- [EXERCISE DETAILS] Select from the data all lines with the word "Addressable".

- [EXERCISE MATERIALS]
⟨
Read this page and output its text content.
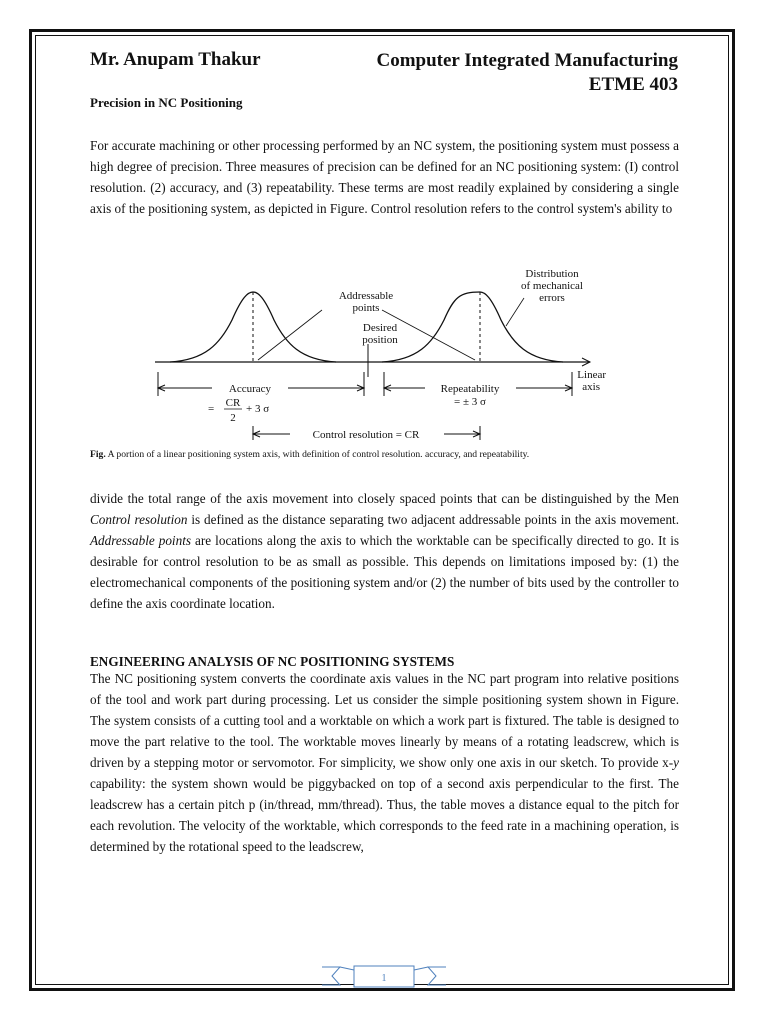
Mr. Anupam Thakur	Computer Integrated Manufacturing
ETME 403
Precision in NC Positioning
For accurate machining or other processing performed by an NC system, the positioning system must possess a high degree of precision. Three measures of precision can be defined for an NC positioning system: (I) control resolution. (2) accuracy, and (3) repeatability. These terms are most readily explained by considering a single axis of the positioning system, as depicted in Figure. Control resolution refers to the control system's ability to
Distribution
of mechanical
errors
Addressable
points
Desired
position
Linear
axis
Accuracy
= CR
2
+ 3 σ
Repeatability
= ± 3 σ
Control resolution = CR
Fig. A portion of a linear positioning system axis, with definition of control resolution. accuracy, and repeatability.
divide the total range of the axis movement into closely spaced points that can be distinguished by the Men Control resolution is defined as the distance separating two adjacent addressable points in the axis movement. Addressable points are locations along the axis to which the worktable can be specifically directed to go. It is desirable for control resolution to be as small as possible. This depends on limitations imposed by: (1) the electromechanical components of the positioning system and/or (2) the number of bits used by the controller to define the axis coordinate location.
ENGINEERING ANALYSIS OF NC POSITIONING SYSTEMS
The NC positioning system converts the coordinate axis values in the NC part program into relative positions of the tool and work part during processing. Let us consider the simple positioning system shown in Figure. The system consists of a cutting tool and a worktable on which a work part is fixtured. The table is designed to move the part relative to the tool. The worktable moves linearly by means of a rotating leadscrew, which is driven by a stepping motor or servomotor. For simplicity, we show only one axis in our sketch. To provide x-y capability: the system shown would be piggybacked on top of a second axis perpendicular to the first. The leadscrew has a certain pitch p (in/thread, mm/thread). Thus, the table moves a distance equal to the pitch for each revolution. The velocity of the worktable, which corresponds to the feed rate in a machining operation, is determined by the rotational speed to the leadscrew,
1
⟩
- [RESULT]
Addressable
divide the total range of the axis movement into closely spaced points that can be distinguished by the Men Control resolution is defined as the distance separating two adjacent addressable points in the axis movement. Addressable points are locations along the axis to which the worktable can be specifically directed to go. It is desirable for control resolution to be as small as possible. This depends on limitations imposed by: (1) the electromechanical components of the positioning system and/or (2) the number of bits used by the controller to define the axis coordinate location.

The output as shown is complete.